__SHORT EXERCISE__: The records below must be duplicated exactly, character for character.

__Data records__:

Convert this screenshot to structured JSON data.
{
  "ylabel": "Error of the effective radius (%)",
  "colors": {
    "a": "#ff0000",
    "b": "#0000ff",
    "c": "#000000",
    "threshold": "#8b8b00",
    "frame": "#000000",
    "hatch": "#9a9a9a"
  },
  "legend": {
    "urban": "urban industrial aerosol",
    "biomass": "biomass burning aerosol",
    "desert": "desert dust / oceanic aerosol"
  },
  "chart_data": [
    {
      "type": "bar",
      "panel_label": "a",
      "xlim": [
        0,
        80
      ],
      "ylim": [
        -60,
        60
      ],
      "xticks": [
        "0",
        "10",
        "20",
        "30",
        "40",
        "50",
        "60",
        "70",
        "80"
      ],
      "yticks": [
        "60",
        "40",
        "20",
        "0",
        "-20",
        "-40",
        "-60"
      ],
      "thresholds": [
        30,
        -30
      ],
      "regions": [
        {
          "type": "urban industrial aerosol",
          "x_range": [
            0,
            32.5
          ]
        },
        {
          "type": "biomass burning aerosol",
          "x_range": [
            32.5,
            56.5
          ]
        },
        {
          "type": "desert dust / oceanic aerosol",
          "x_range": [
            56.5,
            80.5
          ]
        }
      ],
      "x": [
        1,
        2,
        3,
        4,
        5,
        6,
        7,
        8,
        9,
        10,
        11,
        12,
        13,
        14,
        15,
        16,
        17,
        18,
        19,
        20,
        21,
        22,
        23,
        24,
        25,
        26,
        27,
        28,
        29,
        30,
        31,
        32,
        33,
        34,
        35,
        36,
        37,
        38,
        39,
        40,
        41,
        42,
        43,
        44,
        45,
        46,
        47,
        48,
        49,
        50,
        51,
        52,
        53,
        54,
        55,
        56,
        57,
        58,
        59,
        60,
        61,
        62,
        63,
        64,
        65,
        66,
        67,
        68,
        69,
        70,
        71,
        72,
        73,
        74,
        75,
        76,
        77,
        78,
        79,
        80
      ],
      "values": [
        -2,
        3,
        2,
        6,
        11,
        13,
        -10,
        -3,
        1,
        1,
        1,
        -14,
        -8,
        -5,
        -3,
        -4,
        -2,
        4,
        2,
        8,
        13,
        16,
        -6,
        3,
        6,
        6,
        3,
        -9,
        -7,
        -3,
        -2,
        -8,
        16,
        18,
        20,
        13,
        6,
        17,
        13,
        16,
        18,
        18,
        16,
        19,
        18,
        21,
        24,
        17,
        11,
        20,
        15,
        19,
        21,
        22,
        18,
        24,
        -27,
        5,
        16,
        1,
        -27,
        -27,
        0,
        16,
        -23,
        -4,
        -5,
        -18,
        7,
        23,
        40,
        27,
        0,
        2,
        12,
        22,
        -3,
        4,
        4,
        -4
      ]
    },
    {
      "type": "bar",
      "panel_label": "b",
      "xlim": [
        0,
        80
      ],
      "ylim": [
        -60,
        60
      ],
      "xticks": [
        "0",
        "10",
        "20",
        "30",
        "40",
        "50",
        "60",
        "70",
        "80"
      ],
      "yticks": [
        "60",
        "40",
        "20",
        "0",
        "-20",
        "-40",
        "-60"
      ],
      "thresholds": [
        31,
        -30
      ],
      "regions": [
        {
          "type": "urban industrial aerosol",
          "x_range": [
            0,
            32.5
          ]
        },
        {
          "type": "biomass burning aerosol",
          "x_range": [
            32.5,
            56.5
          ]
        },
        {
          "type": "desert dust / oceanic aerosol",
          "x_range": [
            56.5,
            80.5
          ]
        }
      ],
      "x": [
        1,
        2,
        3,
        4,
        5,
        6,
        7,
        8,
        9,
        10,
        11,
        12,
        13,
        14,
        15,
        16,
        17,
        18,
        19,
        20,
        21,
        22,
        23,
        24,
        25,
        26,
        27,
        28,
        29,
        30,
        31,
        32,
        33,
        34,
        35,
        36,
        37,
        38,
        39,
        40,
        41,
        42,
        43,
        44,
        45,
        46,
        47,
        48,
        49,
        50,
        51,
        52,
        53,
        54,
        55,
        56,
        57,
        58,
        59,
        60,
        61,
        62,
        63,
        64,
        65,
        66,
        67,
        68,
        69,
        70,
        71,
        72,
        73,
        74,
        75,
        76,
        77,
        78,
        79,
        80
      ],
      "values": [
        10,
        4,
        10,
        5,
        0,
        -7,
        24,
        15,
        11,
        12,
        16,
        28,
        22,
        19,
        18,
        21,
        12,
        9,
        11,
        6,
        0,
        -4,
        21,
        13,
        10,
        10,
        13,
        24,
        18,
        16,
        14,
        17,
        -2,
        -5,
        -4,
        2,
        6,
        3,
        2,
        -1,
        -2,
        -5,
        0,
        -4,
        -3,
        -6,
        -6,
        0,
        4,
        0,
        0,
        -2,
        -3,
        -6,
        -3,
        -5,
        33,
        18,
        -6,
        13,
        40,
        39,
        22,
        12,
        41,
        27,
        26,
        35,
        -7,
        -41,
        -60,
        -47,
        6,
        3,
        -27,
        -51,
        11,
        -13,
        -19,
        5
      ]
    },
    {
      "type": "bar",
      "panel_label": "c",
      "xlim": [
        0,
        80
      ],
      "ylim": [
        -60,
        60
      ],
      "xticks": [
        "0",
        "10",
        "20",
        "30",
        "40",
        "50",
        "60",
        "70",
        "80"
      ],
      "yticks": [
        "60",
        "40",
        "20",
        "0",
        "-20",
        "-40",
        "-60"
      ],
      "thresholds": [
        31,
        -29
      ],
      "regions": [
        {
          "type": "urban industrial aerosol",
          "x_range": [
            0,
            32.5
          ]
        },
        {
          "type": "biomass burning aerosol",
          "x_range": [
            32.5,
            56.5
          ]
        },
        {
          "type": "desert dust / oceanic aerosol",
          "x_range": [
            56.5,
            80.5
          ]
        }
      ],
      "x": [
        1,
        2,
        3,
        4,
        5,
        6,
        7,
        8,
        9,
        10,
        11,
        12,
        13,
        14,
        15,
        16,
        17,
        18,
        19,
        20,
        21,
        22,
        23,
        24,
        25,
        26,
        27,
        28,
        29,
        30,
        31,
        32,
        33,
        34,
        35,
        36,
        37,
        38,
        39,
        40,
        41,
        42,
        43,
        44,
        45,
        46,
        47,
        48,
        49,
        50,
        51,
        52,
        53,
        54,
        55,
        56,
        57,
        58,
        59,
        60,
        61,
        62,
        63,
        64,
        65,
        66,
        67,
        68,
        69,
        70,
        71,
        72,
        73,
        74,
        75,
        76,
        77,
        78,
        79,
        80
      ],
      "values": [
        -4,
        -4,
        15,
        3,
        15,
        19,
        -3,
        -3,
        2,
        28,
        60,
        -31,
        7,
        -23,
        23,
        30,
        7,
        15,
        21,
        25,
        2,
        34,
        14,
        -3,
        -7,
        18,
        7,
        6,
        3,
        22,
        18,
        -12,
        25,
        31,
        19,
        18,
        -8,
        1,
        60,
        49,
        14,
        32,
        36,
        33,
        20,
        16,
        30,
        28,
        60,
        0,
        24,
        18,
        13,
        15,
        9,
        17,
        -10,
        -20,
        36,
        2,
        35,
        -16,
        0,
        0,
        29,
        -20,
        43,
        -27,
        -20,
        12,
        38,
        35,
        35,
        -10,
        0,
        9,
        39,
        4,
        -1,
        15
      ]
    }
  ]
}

__RESULT__:
Convert this screenshot to structured JSON data.
{
  "ylabel": "Error of the effective radius (%)",
  "colors": {
    "a": "#ff0000",
    "b": "#0000ff",
    "c": "#000000",
    "threshold": "#8b8b00",
    "frame": "#000000",
    "hatch": "#9a9a9a"
  },
  "legend": {
    "urban": "urban industrial aerosol",
    "biomass": "biomass burning aerosol",
    "desert": "desert dust / oceanic aerosol"
  },
  "chart_data": [
    {
      "type": "bar",
      "panel_label": "a",
      "xlim": [
        0,
        80
      ],
      "ylim": [
        -60,
        60
      ],
      "xticks": [
        "0",
        "10",
        "20",
        "30",
        "40",
        "50",
        "60",
        "70",
        "80"
      ],
      "yticks": [
        "60",
        "40",
        "20",
        "0",
        "-20",
        "-40",
        "-60"
      ],
      "thresholds": [
        30,
        -30
      ],
      "regions": [
        {
          "type": "urban industrial aerosol",
          "x_range": [
            0,
            32.5
          ]
        },
        {
          "type": "biomass burning aerosol",
          "x_range": [
            32.5,
            56.5
          ]
        },
        {
          "type": "desert dust / oceanic aerosol",
          "x_range": [
            56.5,
            80.5
          ]
        }
      ],
      "x": [
        1,
        2,
        3,
        4,
        5,
        6,
        7,
        8,
        9,
        10,
        11,
        12,
        13,
        14,
        15,
        16,
        17,
        18,
        19,
        20,
        21,
        22,
        23,
        24,
        25,
        26,
        27,
        28,
        29,
        30,
        31,
        32,
        33,
        34,
        35,
        36,
        37,
        38,
        39,
        40,
        41,
        42,
        43,
        44,
        45,
        46,
        47,
        48,
        49,
        50,
        51,
        52,
        53,
        54,
        55,
        56,
        57,
        58,
        59,
        60,
        61,
        62,
        63,
        64,
        65,
        66,
        67,
        68,
        69,
        70,
        71,
        72,
        73,
        74,
        75,
        76,
        77,
        78,
        79,
        80
      ],
      "values": [
        -2,
        3,
        2,
        6,
        11,
        13,
        -10,
        -3,
        1,
        1,
        1,
        -14,
        -8,
        -5,
        -3,
        -4,
        -2,
        4,
        2,
        8,
        13,
        16,
        -6,
        3,
        6,
        6,
        3,
        -9,
        -7,
        -3,
        -2,
        -8,
        16,
        18,
        20,
        13,
        6,
        17,
        13,
        16,
        18,
        18,
        16,
        19,
        18,
        21,
        24,
        17,
        11,
        20,
        15,
        19,
        21,
        22,
        18,
        24,
        -27,
        5,
        16,
        1,
        -27,
        -27,
        0,
        16,
        -23,
        -4,
        -5,
        -18,
        7,
        23,
        40,
        27,
        0,
        2,
        12,
        22,
        -3,
        4,
        4,
        -4
      ]
    },
    {
      "type": "bar",
      "panel_label": "b",
      "xlim": [
        0,
        80
      ],
      "ylim": [
        -60,
        60
      ],
      "xticks": [
        "0",
        "10",
        "20",
        "30",
        "40",
        "50",
        "60",
        "70",
        "80"
      ],
      "yticks": [
        "60",
        "40",
        "20",
        "0",
        "-20",
        "-40",
        "-60"
      ],
      "thresholds": [
        31,
        -30
      ],
      "regions": [
        {
          "type": "urban industrial aerosol",
          "x_range": [
            0,
            32.5
          ]
        },
        {
          "type": "biomass burning aerosol",
          "x_range": [
            32.5,
            56.5
          ]
        },
        {
          "type": "desert dust / oceanic aerosol",
          "x_range": [
            56.5,
            80.5
          ]
        }
      ],
      "x": [
        1,
        2,
        3,
        4,
        5,
        6,
        7,
        8,
        9,
        10,
        11,
        12,
        13,
        14,
        15,
        16,
        17,
        18,
        19,
        20,
        21,
        22,
        23,
        24,
        25,
        26,
        27,
        28,
        29,
        30,
        31,
        32,
        33,
        34,
        35,
        36,
        37,
        38,
        39,
        40,
        41,
        42,
        43,
        44,
        45,
        46,
        47,
        48,
        49,
        50,
        51,
        52,
        53,
        54,
        55,
        56,
        57,
        58,
        59,
        60,
        61,
        62,
        63,
        64,
        65,
        66,
        67,
        68,
        69,
        70,
        71,
        72,
        73,
        74,
        75,
        76,
        77,
        78,
        79,
        80
      ],
      "values": [
        10,
        4,
        10,
        5,
        0,
        -7,
        24,
        15,
        11,
        12,
        16,
        28,
        22,
        19,
        18,
        21,
        12,
        9,
        11,
        6,
        0,
        -4,
        21,
        13,
        10,
        10,
        13,
        24,
        18,
        16,
        14,
        17,
        -2,
        -5,
        -4,
        2,
        6,
        3,
        2,
        -1,
        -2,
        -5,
        0,
        -4,
        -3,
        -6,
        -6,
        0,
        4,
        0,
        0,
        -2,
        -3,
        -6,
        -3,
        -5,
        33,
        18,
        -6,
        13,
        40,
        39,
        22,
        12,
        41,
        27,
        26,
        35,
        -7,
        -41,
        -60,
        -47,
        6,
        3,
        -27,
        -51,
        11,
        -13,
        -19,
        5
      ]
    },
    {
      "type": "bar",
      "panel_label": "c",
      "xlim": [
        0,
        80
      ],
      "ylim": [
        -60,
        60
      ],
      "xticks": [
        "0",
        "10",
        "20",
        "30",
        "40",
        "50",
        "60",
        "70",
        "80"
      ],
      "yticks": [
        "60",
        "40",
        "20",
        "0",
        "-20",
        "-40",
        "-60"
      ],
      "thresholds": [
        31,
        -29
      ],
      "regions": [
        {
          "type": "urban industrial aerosol",
          "x_range": [
            0,
            32.5
          ]
        },
        {
          "type": "biomass burning aerosol",
          "x_range": [
            32.5,
            56.5
          ]
        },
        {
          "type": "desert dust / oceanic aerosol",
          "x_range": [
            56.5,
            80.5
          ]
        }
      ],
      "x": [
        1,
        2,
        3,
        4,
        5,
        6,
        7,
        8,
        9,
        10,
        11,
        12,
        13,
        14,
        15,
        16,
        17,
        18,
        19,
        20,
        21,
        22,
        23,
        24,
        25,
        26,
        27,
        28,
        29,
        30,
        31,
        32,
        33,
        34,
        35,
        36,
        37,
        38,
        39,
        40,
        41,
        42,
        43,
        44,
        45,
        46,
        47,
        48,
        49,
        50,
        51,
        52,
        53,
        54,
        55,
        56,
        57,
        58,
        59,
        60,
        61,
        62,
        63,
        64,
        65,
        66,
        67,
        68,
        69,
        70,
        71,
        72,
        73,
        74,
        75,
        76,
        77,
        78,
        79,
        80
      ],
      "values": [
        -4,
        -4,
        15,
        3,
        15,
        19,
        -3,
        -3,
        2,
        28,
        60,
        -31,
        7,
        -23,
        23,
        30,
        7,
        15,
        21,
        25,
        2,
        34,
        14,
        -3,
        -7,
        18,
        7,
        6,
        3,
        22,
        18,
        -12,
        25,
        31,
        19,
        18,
        -8,
        1,
        60,
        49,
        14,
        32,
        36,
        33,
        20,
        16,
        30,
        28,
        60,
        0,
        24,
        18,
        13,
        15,
        9,
        17,
        -10,
        -20,
        36,
        2,
        35,
        -16,
        0,
        0,
        29,
        -20,
        43,
        -27,
        -20,
        12,
        38,
        35,
        35,
        -10,
        0,
        9,
        39,
        4,
        -1,
        15
      ]
    }
  ]
}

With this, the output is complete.